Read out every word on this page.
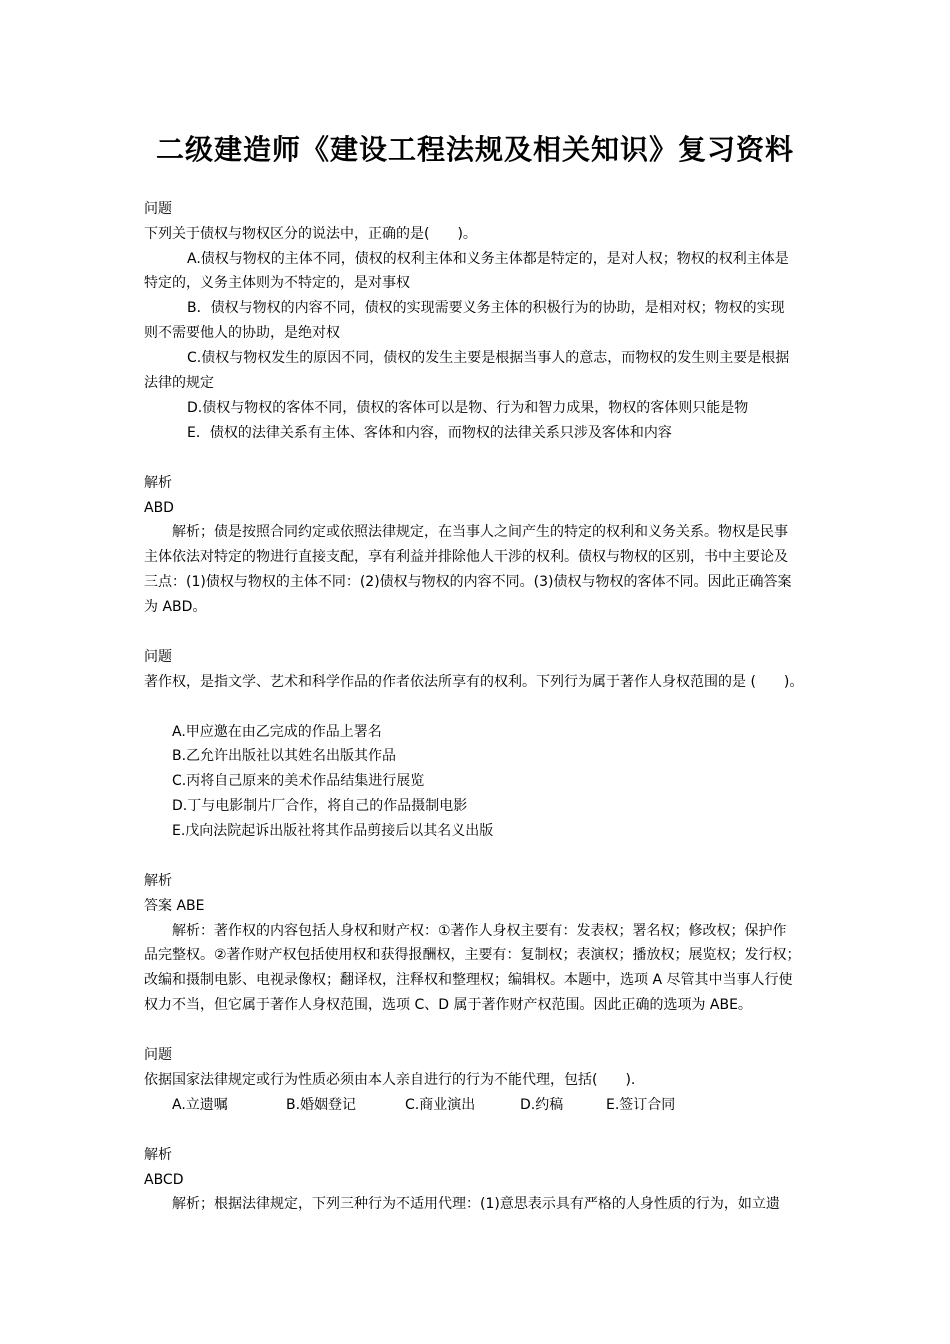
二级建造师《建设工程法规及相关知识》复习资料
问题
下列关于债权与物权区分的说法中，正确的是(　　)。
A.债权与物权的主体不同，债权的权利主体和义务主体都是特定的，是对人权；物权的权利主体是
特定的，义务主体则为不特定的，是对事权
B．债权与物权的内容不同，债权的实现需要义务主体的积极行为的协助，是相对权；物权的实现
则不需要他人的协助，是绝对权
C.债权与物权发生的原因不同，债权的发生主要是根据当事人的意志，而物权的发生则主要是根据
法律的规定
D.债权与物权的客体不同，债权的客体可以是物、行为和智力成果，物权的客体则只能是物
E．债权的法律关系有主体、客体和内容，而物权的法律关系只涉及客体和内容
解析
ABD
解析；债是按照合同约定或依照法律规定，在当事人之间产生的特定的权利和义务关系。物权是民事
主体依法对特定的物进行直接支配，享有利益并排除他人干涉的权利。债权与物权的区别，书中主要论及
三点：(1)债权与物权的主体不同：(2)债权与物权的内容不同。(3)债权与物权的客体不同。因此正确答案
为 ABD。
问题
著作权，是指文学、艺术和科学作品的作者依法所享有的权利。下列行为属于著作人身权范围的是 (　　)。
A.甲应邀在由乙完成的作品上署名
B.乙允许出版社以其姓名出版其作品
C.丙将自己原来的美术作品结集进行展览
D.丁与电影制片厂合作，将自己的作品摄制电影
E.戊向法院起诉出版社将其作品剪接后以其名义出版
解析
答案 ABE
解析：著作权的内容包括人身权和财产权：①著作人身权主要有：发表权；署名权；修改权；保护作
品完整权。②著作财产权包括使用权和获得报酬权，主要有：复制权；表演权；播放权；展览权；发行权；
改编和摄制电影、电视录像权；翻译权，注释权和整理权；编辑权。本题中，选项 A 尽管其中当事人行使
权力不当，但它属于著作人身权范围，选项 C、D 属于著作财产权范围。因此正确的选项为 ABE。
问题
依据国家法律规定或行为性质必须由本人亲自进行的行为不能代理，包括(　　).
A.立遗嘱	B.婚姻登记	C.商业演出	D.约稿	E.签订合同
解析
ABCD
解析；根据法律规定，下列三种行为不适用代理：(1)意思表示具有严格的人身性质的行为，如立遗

++++

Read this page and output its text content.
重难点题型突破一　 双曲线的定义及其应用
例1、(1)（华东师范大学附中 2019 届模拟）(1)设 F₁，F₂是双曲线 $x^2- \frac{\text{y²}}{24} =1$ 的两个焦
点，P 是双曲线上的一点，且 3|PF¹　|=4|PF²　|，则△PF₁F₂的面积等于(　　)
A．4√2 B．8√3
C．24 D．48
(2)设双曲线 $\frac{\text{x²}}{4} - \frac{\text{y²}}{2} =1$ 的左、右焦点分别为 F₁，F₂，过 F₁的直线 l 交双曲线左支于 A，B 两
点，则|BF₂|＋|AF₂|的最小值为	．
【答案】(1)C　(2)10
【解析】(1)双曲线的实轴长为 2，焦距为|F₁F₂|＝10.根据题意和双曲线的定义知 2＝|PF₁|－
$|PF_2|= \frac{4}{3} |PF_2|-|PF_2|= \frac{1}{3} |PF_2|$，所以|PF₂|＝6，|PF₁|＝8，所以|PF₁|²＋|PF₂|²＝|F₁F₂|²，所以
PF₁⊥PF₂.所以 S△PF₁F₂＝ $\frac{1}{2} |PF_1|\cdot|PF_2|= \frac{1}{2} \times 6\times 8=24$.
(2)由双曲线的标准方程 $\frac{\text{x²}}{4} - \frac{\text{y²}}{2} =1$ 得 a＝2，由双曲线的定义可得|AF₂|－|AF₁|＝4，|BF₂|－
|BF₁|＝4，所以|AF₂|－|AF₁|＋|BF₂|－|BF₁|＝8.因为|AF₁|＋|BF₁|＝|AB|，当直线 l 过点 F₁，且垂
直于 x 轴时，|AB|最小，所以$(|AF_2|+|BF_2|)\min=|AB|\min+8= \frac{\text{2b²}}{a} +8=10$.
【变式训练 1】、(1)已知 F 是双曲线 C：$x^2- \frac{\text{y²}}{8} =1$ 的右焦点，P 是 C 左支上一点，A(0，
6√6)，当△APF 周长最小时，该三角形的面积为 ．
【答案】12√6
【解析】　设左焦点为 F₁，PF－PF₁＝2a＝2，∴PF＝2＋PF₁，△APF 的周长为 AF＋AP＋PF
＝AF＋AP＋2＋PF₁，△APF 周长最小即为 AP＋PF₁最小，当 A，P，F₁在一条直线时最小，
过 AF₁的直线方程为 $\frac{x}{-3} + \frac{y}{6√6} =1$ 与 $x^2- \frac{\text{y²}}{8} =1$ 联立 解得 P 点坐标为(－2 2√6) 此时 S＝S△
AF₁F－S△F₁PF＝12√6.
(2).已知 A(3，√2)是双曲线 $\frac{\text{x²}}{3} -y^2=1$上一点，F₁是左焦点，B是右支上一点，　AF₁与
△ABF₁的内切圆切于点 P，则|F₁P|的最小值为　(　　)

++++

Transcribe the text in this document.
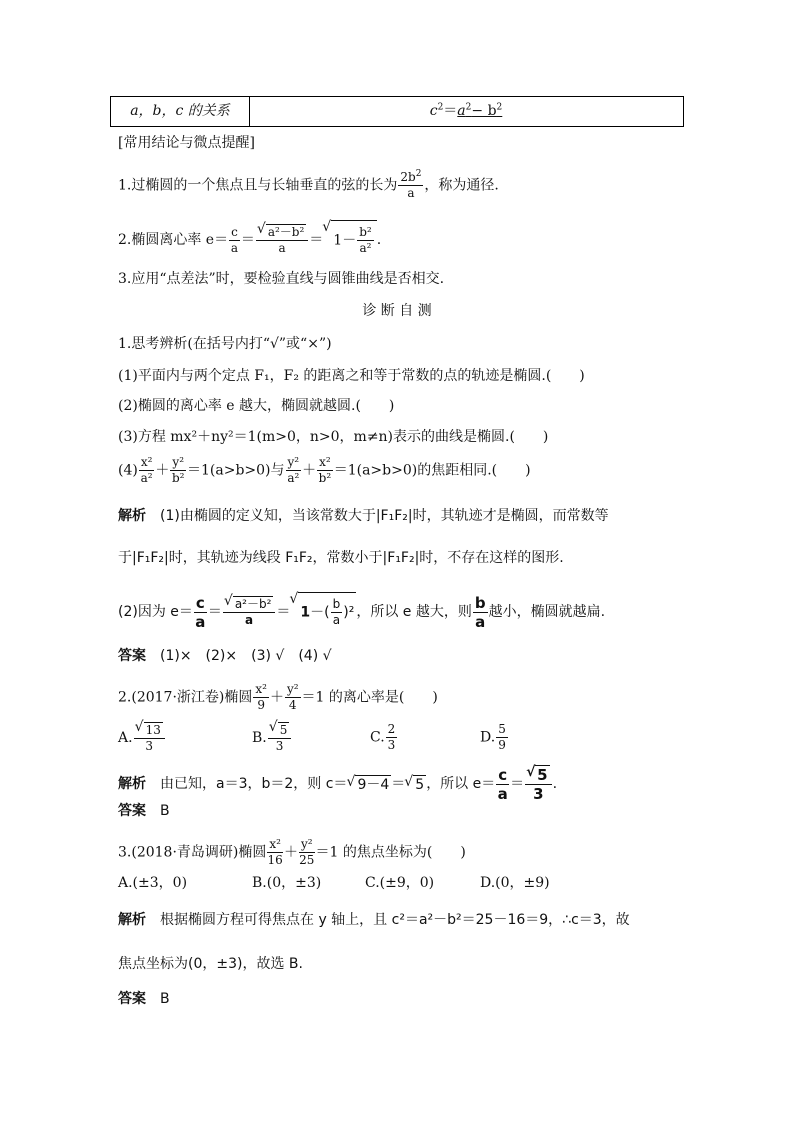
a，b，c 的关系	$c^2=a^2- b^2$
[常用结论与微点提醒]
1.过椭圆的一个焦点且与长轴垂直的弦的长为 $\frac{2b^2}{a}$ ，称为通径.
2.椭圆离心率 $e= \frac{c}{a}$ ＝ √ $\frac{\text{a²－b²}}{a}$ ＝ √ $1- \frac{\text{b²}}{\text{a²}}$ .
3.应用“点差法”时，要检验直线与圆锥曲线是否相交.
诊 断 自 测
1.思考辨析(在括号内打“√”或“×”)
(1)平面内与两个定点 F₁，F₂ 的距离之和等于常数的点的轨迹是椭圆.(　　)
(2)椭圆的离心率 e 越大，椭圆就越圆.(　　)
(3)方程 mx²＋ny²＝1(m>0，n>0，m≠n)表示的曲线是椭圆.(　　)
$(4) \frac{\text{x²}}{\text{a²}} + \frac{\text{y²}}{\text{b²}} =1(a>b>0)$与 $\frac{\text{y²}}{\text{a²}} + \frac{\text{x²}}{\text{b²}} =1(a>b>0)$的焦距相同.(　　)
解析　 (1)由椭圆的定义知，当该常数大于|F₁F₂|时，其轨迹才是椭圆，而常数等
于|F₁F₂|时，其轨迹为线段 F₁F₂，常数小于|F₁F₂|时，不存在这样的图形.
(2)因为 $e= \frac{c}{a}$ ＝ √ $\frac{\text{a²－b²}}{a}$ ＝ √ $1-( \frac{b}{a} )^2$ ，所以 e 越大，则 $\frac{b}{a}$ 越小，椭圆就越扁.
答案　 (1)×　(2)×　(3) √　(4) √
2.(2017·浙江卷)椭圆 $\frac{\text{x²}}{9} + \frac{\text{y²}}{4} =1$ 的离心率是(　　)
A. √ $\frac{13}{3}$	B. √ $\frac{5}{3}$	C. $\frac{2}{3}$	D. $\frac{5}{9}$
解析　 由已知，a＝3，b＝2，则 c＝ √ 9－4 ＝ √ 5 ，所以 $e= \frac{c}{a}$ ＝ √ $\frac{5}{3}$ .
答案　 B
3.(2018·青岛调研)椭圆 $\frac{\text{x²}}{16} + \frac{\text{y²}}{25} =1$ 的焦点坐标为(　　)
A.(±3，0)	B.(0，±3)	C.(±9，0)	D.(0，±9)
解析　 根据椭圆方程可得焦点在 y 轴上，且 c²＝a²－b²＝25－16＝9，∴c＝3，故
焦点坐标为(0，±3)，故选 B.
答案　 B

++++

◆ YOUR TASK
Collect, from the material above, every line containing the word "Read".

◆ EXERCISE SOLUTION
Read out every word on this page.
Read this page and output its text content.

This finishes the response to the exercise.